====== Given records ======

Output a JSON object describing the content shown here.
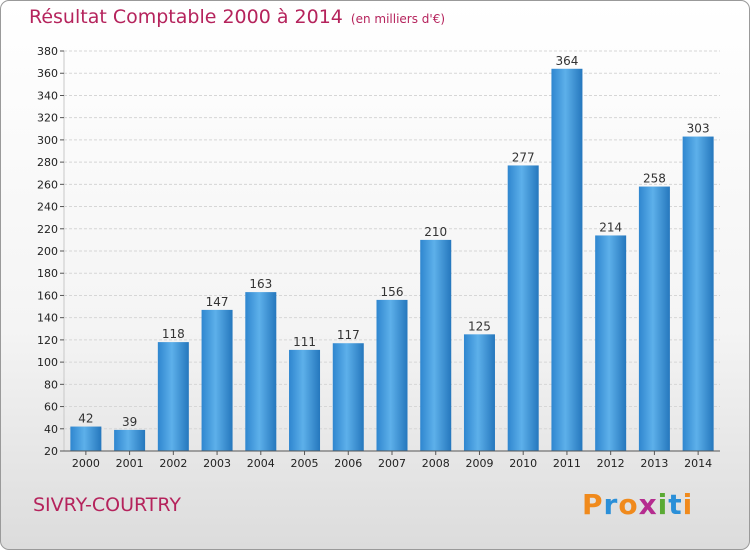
{
  "title": "Résultat Comptable 2000 à 2014",
  "subtitle": "(en milliers d'€)",
  "location": "SIVRY-COURTRY",
  "logo": {
    "text": "Proxiti",
    "letters": [
      {
        "ch": "P",
        "color": "#f08a1c"
      },
      {
        "ch": "r",
        "color": "#2a8fd8"
      },
      {
        "ch": "o",
        "color": "#f08a1c"
      },
      {
        "ch": "x",
        "color": "#b52c8f"
      },
      {
        "ch": "i",
        "color": "#5aaa34"
      },
      {
        "ch": "t",
        "color": "#2a8fd8"
      },
      {
        "ch": "i",
        "color": "#f08a1c"
      }
    ]
  },
  "chart_data": {
    "type": "bar",
    "categories": [
      "2000",
      "2001",
      "2002",
      "2003",
      "2004",
      "2005",
      "2006",
      "2007",
      "2008",
      "2009",
      "2010",
      "2011",
      "2012",
      "2013",
      "2014"
    ],
    "values": [
      42,
      39,
      118,
      147,
      163,
      111,
      117,
      156,
      210,
      125,
      277,
      364,
      214,
      258,
      303
    ],
    "ylim": [
      20,
      380
    ],
    "yticks": [
      20,
      40,
      60,
      80,
      100,
      120,
      140,
      160,
      180,
      200,
      220,
      240,
      260,
      280,
      300,
      320,
      340,
      360,
      380
    ],
    "grid": true,
    "bar_color": "#3a8fd6",
    "title_color": "#b5235c"
  }
}
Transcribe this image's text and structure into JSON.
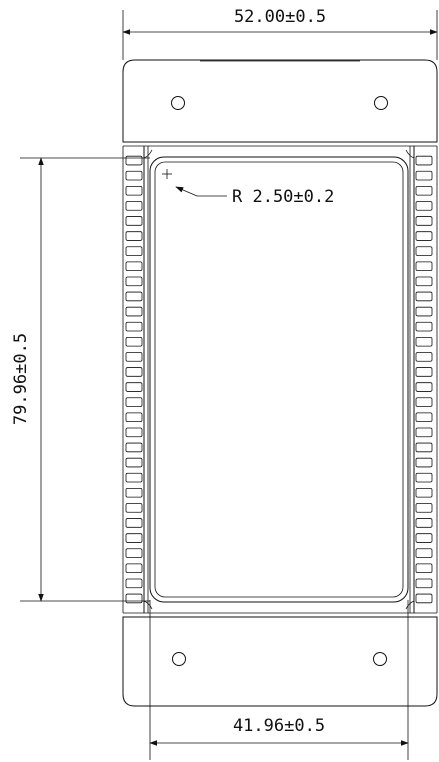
{
  "dimensions": {
    "overall_width": "52.00±0.5",
    "height": "79.96±0.5",
    "inner_width": "41.96±0.5",
    "radius": "R 2.50±0.2"
  },
  "drawing": {
    "fin_count_per_side": 30,
    "mounting_holes": 4
  },
  "colors": {
    "line": "#111111",
    "background": "#ffffff"
  }
}
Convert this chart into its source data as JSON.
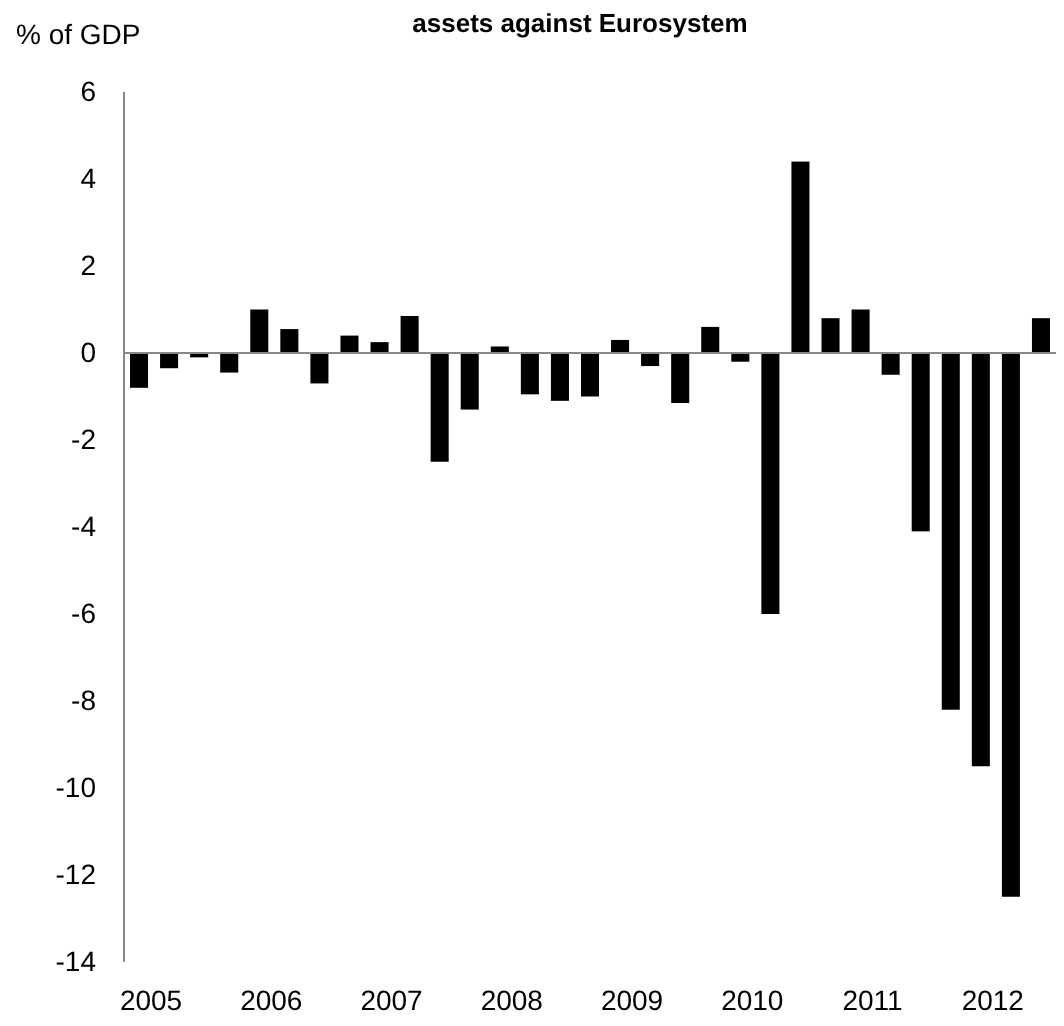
{
  "chart_data": {
    "type": "bar",
    "title": "assets against Eurosystem",
    "ylabel": "% of GDP",
    "categories": [
      "2005",
      null,
      null,
      null,
      "2006",
      null,
      null,
      null,
      "2007",
      null,
      null,
      null,
      "2008",
      null,
      null,
      null,
      "2009",
      null,
      null,
      null,
      "2010",
      null,
      null,
      null,
      "2011",
      null,
      null,
      null,
      "2012",
      null,
      null
    ],
    "values": [
      -0.8,
      -0.35,
      -0.1,
      -0.45,
      1.0,
      0.55,
      -0.7,
      0.4,
      0.25,
      0.85,
      -2.5,
      -1.3,
      0.15,
      -0.95,
      -1.1,
      -1.0,
      0.3,
      -0.3,
      -1.15,
      0.6,
      -0.2,
      -6.0,
      4.4,
      0.8,
      1.0,
      -0.5,
      -4.1,
      -8.2,
      -9.5,
      -12.5,
      0.8
    ],
    "color": "#000000",
    "ylim": [
      -14,
      6
    ],
    "yticks": [
      -14,
      -12,
      -10,
      -8,
      -6,
      -4,
      -2,
      0,
      2,
      4,
      6
    ]
  }
}
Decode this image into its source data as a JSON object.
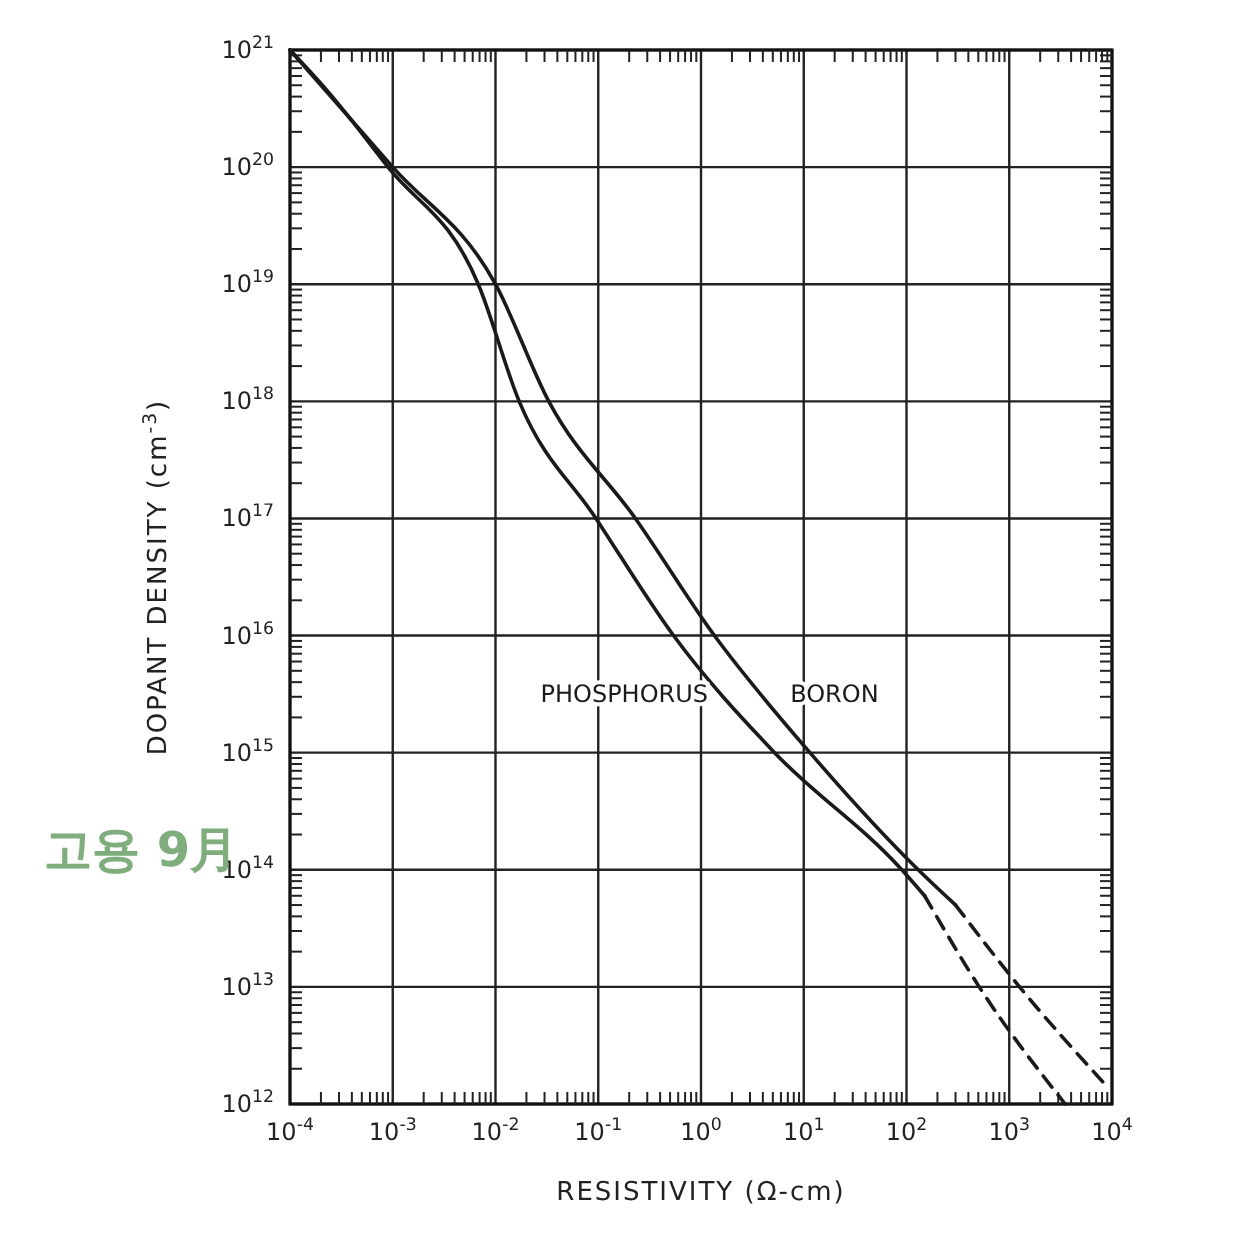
{
  "chart_data": {
    "type": "line",
    "xlabel": "RESISTIVITY (Ω-cm)",
    "ylabel": "DOPANT DENSITY (cm$^{-3}$)",
    "annotations": [
      "고용 9月"
    ],
    "log": "xy",
    "grid": true,
    "xlim": [
      0.0001,
      10000
    ],
    "ylim": [
      1000000000000.0,
      1e+21
    ],
    "xticks": [
      {
        "value": 0.0001,
        "label": "10$^{-4}$"
      },
      {
        "value": 0.001,
        "label": "10$^{-3}$"
      },
      {
        "value": 0.01,
        "label": "10$^{-2}$"
      },
      {
        "value": 0.1,
        "label": "10$^{-1}$"
      },
      {
        "value": 1,
        "label": "10$^{0}$"
      },
      {
        "value": 10,
        "label": "10$^{1}$"
      },
      {
        "value": 100,
        "label": "10$^{2}$"
      },
      {
        "value": 1000,
        "label": "10$^{3}$"
      },
      {
        "value": 10000,
        "label": "10$^{4}$"
      }
    ],
    "yticks": [
      {
        "value": 1000000000000.0,
        "label": "10$^{12}$"
      },
      {
        "value": 10000000000000.0,
        "label": "10$^{13}$"
      },
      {
        "value": 100000000000000.0,
        "label": "10$^{14}$"
      },
      {
        "value": 1000000000000000.0,
        "label": "10$^{15}$"
      },
      {
        "value": 1e+16,
        "label": "10$^{16}$"
      },
      {
        "value": 1e+17,
        "label": "10$^{17}$"
      },
      {
        "value": 1e+18,
        "label": "10$^{18}$"
      },
      {
        "value": 1e+19,
        "label": "10$^{19}$"
      },
      {
        "value": 1e+20,
        "label": "10$^{20}$"
      },
      {
        "value": 1e+21,
        "label": "10$^{21}$"
      }
    ],
    "series": [
      {
        "name": "PHOSPHORUS",
        "color": "#1a1a1a",
        "line_style": "solid",
        "x": [
          0.0001,
          0.00023,
          0.0009,
          0.0068,
          0.017,
          0.095,
          0.54,
          5.2,
          90,
          150
        ],
        "values": [
          1e+21,
          4.5e+20,
          1e+20,
          1e+19,
          1e+18,
          1e+17,
          1e+16,
          1000000000000000.0,
          100000000000000.0,
          60000000000000.0
        ]
      },
      {
        "color": "#1a1a1a",
        "line_style": "dashed",
        "x": [
          150,
          510,
          3500
        ],
        "values": [
          60000000000000.0,
          10000000000000.0,
          1000000000000.0
        ]
      },
      {
        "name": "BORON",
        "color": "#1a1a1a",
        "line_style": "solid",
        "x": [
          0.0001,
          0.001,
          0.01,
          0.033,
          0.23,
          1.35,
          11.5,
          130,
          300
        ],
        "values": [
          1e+21,
          1e+20,
          1e+19,
          1e+18,
          1e+17,
          1e+16,
          1000000000000000.0,
          100000000000000.0,
          50000000000000.0
        ]
      },
      {
        "color": "#1a1a1a",
        "line_style": "dashed",
        "x": [
          300,
          1260,
          8700
        ],
        "values": [
          50000000000000.0,
          10000000000000.0,
          1450000000000.0
        ]
      }
    ]
  }
}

======

Task prompt:
Repeat all of the records verbatim, leaving out the pictures.

Problem solution:
Output a JSON object describing the content shown here.
{
  "title": "Résultat Comptable 2000 à 2014",
  "subtitle": "(en milliers d'€)",
  "location": "SIVRY-COURTRY",
  "logo": {
    "text": "Proxiti",
    "letters": [
      {
        "ch": "P",
        "color": "#f08a1c"
      },
      {
        "ch": "r",
        "color": "#2a8fd8"
      },
      {
        "ch": "o",
        "color": "#f08a1c"
      },
      {
        "ch": "x",
        "color": "#b52c8f"
      },
      {
        "ch": "i",
        "color": "#5aaa34"
      },
      {
        "ch": "t",
        "color": "#2a8fd8"
      },
      {
        "ch": "i",
        "color": "#f08a1c"
      }
    ]
  },
  "chart_data": {
    "type": "bar",
    "categories": [
      "2000",
      "2001",
      "2002",
      "2003",
      "2004",
      "2005",
      "2006",
      "2007",
      "2008",
      "2009",
      "2010",
      "2011",
      "2012",
      "2013",
      "2014"
    ],
    "values": [
      42,
      39,
      118,
      147,
      163,
      111,
      117,
      156,
      210,
      125,
      277,
      364,
      214,
      258,
      303
    ],
    "ylim": [
      20,
      380
    ],
    "yticks": [
      20,
      40,
      60,
      80,
      100,
      120,
      140,
      160,
      180,
      200,
      220,
      240,
      260,
      280,
      300,
      320,
      340,
      360,
      380
    ],
    "grid": true,
    "bar_color": "#3a8fd6",
    "title_color": "#b5235c"
  }
}
Transcribe this image's text and structure into JSON.
{
  "dimensions": {
    "overall_width": "52.00±0.5",
    "height": "79.96±0.5",
    "inner_width": "41.96±0.5",
    "radius": "R 2.50±0.2"
  },
  "drawing": {
    "fin_count_per_side": 30,
    "mounting_holes": 4
  },
  "colors": {
    "line": "#111111",
    "background": "#ffffff"
  }
}
Convert this chart into its source data as JSON.
{
  "chart_data": {
    "type": "bar",
    "title": "assets against Eurosystem",
    "ylabel": "% of GDP",
    "categories": [
      "2005",
      null,
      null,
      null,
      "2006",
      null,
      null,
      null,
      "2007",
      null,
      null,
      null,
      "2008",
      null,
      null,
      null,
      "2009",
      null,
      null,
      null,
      "2010",
      null,
      null,
      null,
      "2011",
      null,
      null,
      null,
      "2012",
      null,
      null
    ],
    "values": [
      -0.8,
      -0.35,
      -0.1,
      -0.45,
      1.0,
      0.55,
      -0.7,
      0.4,
      0.25,
      0.85,
      -2.5,
      -1.3,
      0.15,
      -0.95,
      -1.1,
      -1.0,
      0.3,
      -0.3,
      -1.15,
      0.6,
      -0.2,
      -6.0,
      4.4,
      0.8,
      1.0,
      -0.5,
      -4.1,
      -8.2,
      -9.5,
      -12.5,
      0.8
    ],
    "color": "#000000",
    "ylim": [
      -14,
      6
    ],
    "yticks": [
      -14,
      -12,
      -10,
      -8,
      -6,
      -4,
      -2,
      0,
      2,
      4,
      6
    ]
  }
}
Decode this image into its source data as a JSON object.
{
  "chart_data": {
    "type": "line",
    "xlabel": "RESISTIVITY (Ω-cm)",
    "ylabel": "DOPANT DENSITY (cm$^{-3}$)",
    "annotations": [
      "고용 9月"
    ],
    "log": "xy",
    "grid": true,
    "xlim": [
      0.0001,
      10000
    ],
    "ylim": [
      1000000000000.0,
      1e+21
    ],
    "xticks": [
      {
        "value": 0.0001,
        "label": "10$^{-4}$"
      },
      {
        "value": 0.001,
        "label": "10$^{-3}$"
      },
      {
        "value": 0.01,
        "label": "10$^{-2}$"
      },
      {
        "value": 0.1,
        "label": "10$^{-1}$"
      },
      {
        "value": 1,
        "label": "10$^{0}$"
      },
      {
        "value": 10,
        "label": "10$^{1}$"
      },
      {
        "value": 100,
        "label": "10$^{2}$"
      },
      {
        "value": 1000,
        "label": "10$^{3}$"
      },
      {
        "value": 10000,
        "label": "10$^{4}$"
      }
    ],
    "yticks": [
      {
        "value": 1000000000000.0,
        "label": "10$^{12}$"
      },
      {
        "value": 10000000000000.0,
        "label": "10$^{13}$"
      },
      {
        "value": 100000000000000.0,
        "label": "10$^{14}$"
      },
      {
        "value": 1000000000000000.0,
        "label": "10$^{15}$"
      },
      {
        "value": 1e+16,
        "label": "10$^{16}$"
      },
      {
        "value": 1e+17,
        "label": "10$^{17}$"
      },
      {
        "value": 1e+18,
        "label": "10$^{18}$"
      },
      {
        "value": 1e+19,
        "label": "10$^{19}$"
      },
      {
        "value": 1e+20,
        "label": "10$^{20}$"
      },
      {
        "value": 1e+21,
        "label": "10$^{21}$"
      }
    ],
    "series": [
      {
        "name": "PHOSPHORUS",
        "color": "#1a1a1a",
        "line_style": "solid",
        "x": [
          0.0001,
          0.00023,
          0.0009,
          0.0068,
          0.017,
          0.095,
          0.54,
          5.2,
          90,
          150
        ],
        "values": [
          1e+21,
          4.5e+20,
          1e+20,
          1e+19,
          1e+18,
          1e+17,
          1e+16,
          1000000000000000.0,
          100000000000000.0,
          60000000000000.0
        ]
      },
      {
        "color": "#1a1a1a",
        "line_style": "dashed",
        "x": [
          150,
          510,
          3500
        ],
        "values": [
          60000000000000.0,
          10000000000000.0,
          1000000000000.0
        ]
      },
      {
        "name": "BORON",
        "color": "#1a1a1a",
        "line_style": "solid",
        "x": [
          0.0001,
          0.001,
          0.01,
          0.033,
          0.23,
          1.35,
          11.5,
          130,
          300
        ],
        "values": [
          1e+21,
          1e+20,
          1e+19,
          1e+18,
          1e+17,
          1e+16,
          1000000000000000.0,
          100000000000000.0,
          50000000000000.0
        ]
      },
      {
        "color": "#1a1a1a",
        "line_style": "dashed",
        "x": [
          300,
          1260,
          8700
        ],
        "values": [
          50000000000000.0,
          10000000000000.0,
          1450000000000.0
        ]
      }
    ]
  }
}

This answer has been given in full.